● Stated task: Search the material below for the string "ODBC" and extract each line that has it.

begin

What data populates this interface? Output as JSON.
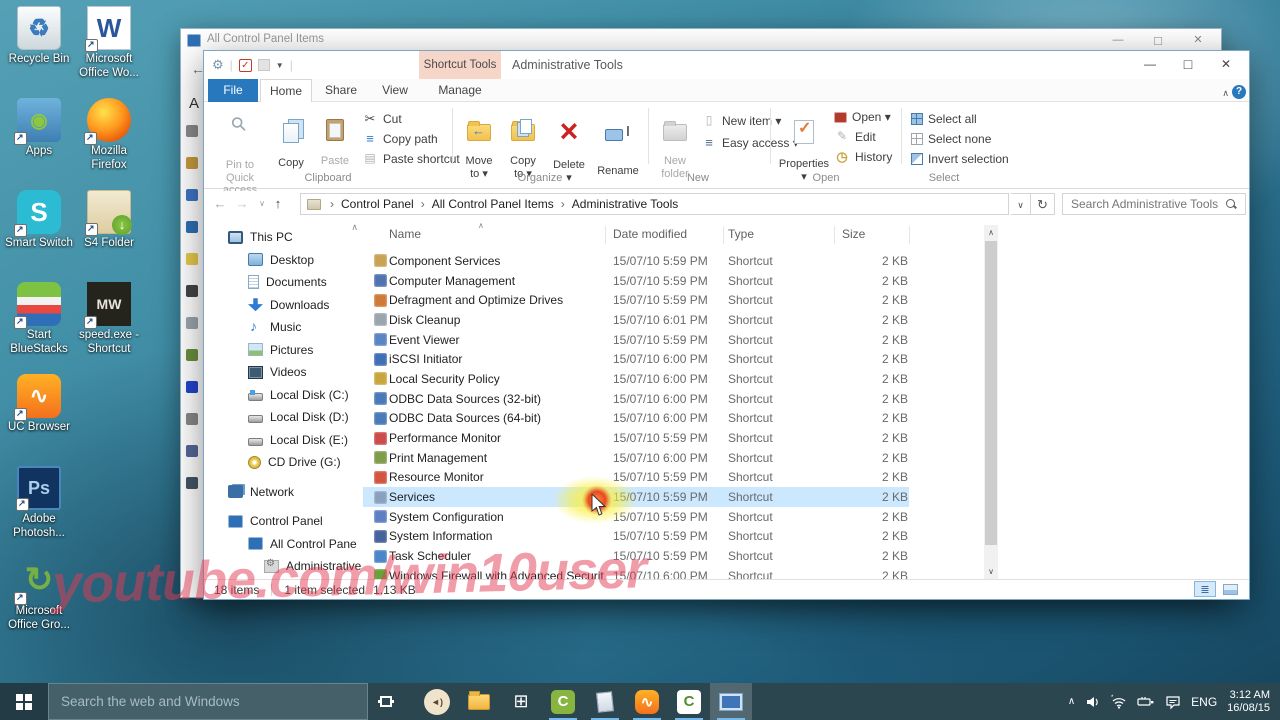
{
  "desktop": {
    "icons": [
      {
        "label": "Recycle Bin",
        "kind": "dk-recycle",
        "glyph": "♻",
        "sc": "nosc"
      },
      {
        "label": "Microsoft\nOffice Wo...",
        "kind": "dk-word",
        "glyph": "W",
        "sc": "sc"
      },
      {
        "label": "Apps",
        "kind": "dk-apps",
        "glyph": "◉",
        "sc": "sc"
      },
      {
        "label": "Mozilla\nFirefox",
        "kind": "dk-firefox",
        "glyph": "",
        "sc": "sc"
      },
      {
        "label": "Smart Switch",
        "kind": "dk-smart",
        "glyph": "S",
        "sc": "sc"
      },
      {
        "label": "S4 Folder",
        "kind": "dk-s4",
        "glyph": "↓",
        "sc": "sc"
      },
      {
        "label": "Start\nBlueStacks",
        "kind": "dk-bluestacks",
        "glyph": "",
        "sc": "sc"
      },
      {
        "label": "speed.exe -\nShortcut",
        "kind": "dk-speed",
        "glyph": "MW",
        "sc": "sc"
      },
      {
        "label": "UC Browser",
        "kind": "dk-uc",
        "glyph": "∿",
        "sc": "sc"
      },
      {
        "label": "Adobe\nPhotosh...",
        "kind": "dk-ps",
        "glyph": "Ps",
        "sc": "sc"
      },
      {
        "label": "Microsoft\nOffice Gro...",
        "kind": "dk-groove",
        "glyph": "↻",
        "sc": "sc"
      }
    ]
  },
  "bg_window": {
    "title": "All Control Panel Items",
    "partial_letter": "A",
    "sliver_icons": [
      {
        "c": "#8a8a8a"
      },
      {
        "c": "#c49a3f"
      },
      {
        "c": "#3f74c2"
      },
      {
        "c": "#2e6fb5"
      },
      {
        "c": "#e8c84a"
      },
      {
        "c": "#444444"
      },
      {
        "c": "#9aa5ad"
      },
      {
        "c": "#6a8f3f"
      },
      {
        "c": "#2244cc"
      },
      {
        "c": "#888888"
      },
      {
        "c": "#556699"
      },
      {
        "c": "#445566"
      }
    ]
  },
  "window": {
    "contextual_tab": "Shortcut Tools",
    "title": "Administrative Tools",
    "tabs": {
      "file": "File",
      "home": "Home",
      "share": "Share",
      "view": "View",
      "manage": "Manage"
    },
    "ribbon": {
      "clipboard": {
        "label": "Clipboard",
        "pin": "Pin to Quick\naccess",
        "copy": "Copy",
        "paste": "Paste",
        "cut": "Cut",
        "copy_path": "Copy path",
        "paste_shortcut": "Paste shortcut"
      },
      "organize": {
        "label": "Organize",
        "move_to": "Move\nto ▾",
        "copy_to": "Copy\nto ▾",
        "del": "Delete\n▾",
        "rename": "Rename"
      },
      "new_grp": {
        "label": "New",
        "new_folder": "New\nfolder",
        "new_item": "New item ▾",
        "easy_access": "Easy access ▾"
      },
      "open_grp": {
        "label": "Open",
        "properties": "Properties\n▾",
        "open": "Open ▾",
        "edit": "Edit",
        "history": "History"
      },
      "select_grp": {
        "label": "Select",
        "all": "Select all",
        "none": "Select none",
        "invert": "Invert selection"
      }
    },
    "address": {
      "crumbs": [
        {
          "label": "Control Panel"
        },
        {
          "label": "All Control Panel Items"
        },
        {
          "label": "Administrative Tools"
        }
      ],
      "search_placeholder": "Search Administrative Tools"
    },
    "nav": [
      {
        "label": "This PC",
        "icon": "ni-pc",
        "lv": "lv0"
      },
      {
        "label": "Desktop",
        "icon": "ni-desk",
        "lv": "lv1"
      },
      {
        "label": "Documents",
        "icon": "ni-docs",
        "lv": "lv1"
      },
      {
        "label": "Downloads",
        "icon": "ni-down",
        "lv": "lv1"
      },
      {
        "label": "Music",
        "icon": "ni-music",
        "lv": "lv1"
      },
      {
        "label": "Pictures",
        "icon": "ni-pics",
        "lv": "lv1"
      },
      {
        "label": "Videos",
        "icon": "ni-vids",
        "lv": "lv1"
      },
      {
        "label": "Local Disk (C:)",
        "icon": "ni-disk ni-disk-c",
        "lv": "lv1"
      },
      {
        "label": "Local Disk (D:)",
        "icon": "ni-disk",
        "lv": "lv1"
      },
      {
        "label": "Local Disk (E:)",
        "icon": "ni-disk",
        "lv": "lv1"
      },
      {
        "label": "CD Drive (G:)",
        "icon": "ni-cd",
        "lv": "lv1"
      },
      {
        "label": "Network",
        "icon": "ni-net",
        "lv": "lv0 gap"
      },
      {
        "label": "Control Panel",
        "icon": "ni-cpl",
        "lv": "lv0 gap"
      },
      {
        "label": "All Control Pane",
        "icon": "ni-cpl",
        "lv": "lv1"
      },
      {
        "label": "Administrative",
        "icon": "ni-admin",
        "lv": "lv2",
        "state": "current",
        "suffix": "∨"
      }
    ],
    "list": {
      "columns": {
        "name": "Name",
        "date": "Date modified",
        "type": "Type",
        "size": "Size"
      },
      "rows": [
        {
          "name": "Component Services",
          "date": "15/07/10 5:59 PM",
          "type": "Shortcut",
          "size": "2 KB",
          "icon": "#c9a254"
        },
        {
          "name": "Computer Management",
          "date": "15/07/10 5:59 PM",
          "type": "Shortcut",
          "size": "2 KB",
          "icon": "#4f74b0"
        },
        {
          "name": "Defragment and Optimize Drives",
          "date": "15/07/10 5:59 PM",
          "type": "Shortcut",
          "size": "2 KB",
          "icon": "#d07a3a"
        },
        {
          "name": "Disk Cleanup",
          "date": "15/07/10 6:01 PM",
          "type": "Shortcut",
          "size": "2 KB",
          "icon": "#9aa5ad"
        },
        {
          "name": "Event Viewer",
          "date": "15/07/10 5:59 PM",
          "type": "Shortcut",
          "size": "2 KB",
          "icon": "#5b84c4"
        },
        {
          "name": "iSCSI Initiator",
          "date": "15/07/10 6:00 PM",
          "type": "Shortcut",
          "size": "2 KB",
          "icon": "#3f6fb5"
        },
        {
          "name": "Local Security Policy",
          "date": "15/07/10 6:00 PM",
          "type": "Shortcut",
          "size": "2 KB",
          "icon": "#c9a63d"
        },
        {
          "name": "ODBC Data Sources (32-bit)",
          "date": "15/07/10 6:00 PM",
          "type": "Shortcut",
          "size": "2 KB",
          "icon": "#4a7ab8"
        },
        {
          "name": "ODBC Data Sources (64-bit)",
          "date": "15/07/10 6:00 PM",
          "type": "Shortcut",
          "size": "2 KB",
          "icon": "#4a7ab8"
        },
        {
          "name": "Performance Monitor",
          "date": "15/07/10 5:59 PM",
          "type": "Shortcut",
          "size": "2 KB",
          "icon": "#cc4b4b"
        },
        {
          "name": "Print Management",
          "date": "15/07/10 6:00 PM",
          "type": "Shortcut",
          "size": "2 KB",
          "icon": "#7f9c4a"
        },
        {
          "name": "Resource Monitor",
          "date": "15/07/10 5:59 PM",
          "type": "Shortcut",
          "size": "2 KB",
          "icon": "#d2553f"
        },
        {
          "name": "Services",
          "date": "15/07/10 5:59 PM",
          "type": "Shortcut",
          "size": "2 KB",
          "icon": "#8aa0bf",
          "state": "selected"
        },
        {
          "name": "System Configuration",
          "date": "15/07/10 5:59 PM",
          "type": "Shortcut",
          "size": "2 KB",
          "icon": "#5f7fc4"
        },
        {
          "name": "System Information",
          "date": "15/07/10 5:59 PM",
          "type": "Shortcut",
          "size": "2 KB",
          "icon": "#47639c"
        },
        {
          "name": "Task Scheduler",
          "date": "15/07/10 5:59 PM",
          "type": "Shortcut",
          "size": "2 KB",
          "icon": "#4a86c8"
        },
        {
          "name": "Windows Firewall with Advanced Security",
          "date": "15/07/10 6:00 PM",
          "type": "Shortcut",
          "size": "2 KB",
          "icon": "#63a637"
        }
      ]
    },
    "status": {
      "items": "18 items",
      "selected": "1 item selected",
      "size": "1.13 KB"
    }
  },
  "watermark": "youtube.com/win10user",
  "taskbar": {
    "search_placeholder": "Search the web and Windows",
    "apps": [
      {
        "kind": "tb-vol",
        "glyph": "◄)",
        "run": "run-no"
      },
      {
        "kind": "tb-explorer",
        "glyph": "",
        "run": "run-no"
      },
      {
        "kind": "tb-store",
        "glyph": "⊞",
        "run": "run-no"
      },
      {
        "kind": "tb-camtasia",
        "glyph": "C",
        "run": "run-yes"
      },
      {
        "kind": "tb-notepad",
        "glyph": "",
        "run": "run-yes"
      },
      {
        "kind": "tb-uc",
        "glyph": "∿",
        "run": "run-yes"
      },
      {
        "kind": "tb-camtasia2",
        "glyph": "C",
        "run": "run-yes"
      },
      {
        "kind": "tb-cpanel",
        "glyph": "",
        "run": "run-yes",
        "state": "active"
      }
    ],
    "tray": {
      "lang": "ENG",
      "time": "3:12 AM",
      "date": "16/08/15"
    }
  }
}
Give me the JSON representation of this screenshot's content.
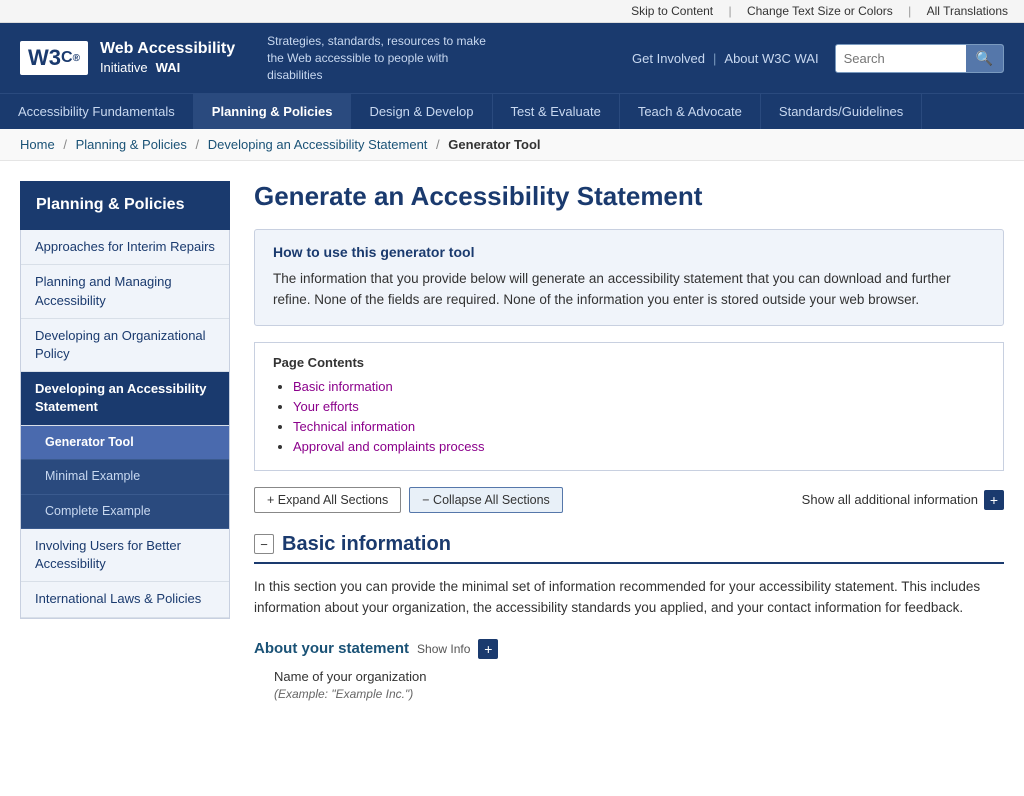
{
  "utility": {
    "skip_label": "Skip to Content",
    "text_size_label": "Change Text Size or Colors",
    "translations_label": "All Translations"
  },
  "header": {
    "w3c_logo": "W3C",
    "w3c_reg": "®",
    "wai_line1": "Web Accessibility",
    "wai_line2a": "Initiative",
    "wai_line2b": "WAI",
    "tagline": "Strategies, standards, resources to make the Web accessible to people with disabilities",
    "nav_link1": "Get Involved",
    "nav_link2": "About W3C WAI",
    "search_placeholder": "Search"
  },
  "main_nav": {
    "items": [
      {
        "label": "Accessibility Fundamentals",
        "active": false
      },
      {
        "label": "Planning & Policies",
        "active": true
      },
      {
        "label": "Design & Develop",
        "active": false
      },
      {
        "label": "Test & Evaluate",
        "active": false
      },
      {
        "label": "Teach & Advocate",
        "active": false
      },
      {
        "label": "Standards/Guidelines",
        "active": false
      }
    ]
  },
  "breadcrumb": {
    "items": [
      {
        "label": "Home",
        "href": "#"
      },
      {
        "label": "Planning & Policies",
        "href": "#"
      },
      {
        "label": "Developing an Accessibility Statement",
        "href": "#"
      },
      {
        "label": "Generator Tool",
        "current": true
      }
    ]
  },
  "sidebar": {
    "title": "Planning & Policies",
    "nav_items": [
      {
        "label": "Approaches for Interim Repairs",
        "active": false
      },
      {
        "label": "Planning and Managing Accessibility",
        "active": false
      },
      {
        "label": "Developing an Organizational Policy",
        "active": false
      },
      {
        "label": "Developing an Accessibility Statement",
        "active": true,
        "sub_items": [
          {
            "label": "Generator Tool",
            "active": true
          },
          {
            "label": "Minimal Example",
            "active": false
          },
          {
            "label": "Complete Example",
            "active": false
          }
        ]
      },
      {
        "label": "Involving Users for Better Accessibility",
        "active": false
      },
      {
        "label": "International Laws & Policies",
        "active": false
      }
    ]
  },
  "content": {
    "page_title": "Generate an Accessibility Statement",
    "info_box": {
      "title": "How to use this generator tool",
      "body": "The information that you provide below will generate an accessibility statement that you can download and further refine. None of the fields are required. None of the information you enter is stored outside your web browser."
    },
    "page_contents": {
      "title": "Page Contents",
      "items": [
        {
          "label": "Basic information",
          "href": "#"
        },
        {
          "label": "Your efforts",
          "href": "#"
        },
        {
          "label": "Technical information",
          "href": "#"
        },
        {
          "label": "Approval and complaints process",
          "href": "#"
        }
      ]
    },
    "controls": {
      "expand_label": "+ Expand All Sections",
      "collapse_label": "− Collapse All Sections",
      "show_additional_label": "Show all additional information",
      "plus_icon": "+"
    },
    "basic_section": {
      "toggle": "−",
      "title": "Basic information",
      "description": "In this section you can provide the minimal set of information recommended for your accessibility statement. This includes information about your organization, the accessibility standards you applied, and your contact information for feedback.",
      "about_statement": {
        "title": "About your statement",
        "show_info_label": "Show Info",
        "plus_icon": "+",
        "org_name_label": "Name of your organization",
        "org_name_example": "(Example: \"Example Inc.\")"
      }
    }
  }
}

end

● Response to the exercise:
          "name": "ODBC Data Sources (32-bit)",
          "name": "ODBC Data Sources (64-bit)",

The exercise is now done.